## Exercise goal
All lines featuring the string "интерфейсом" are to be listed.

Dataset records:
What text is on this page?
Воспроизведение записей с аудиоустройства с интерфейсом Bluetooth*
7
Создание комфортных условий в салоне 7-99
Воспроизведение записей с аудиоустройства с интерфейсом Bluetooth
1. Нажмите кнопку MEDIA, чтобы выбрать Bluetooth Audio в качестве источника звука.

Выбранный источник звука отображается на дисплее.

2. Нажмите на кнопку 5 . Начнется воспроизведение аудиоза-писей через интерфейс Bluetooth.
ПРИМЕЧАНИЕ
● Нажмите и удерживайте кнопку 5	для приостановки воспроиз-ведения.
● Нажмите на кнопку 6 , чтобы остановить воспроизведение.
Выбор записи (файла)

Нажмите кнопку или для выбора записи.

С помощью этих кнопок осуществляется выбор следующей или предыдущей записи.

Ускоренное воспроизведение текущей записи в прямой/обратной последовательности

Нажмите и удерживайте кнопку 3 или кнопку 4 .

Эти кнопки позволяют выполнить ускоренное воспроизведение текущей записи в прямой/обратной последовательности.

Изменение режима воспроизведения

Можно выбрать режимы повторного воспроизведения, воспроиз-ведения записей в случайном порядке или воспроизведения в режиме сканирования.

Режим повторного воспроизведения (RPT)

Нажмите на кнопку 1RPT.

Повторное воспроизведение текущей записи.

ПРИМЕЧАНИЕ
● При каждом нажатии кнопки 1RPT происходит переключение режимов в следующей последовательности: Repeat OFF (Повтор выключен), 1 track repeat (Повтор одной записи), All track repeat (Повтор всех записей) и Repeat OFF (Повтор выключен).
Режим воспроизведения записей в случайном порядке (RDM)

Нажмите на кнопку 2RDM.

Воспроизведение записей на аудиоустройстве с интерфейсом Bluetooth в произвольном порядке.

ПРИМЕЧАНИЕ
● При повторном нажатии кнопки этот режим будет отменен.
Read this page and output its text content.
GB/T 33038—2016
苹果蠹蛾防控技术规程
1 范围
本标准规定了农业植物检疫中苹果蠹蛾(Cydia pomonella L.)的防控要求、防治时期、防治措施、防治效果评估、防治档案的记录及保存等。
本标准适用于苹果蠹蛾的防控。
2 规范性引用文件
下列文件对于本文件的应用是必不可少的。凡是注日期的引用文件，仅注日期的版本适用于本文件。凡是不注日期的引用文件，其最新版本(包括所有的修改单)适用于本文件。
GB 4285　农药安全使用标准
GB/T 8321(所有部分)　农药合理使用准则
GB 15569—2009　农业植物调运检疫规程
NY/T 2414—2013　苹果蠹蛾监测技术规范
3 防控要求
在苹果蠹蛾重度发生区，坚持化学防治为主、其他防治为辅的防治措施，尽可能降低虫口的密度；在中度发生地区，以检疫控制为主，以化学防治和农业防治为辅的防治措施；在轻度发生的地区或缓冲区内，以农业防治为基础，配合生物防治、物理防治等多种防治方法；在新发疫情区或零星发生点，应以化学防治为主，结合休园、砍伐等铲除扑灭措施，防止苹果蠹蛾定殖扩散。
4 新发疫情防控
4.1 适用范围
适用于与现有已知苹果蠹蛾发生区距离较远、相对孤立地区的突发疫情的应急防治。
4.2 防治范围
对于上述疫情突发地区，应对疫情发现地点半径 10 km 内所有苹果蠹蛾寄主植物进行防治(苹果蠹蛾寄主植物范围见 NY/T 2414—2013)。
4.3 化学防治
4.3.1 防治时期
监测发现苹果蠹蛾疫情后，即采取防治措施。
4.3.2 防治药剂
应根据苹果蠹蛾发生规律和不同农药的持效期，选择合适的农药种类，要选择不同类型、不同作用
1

## Correct answer
Воспроизведение записей с аудиоустройства с интерфейсом Bluetooth*
Воспроизведение записей с аудиоустройства с интерфейсом Bluetooth
Воспроизведение записей на аудиоустройстве с интерфейсом Bluetooth в произвольном порядке.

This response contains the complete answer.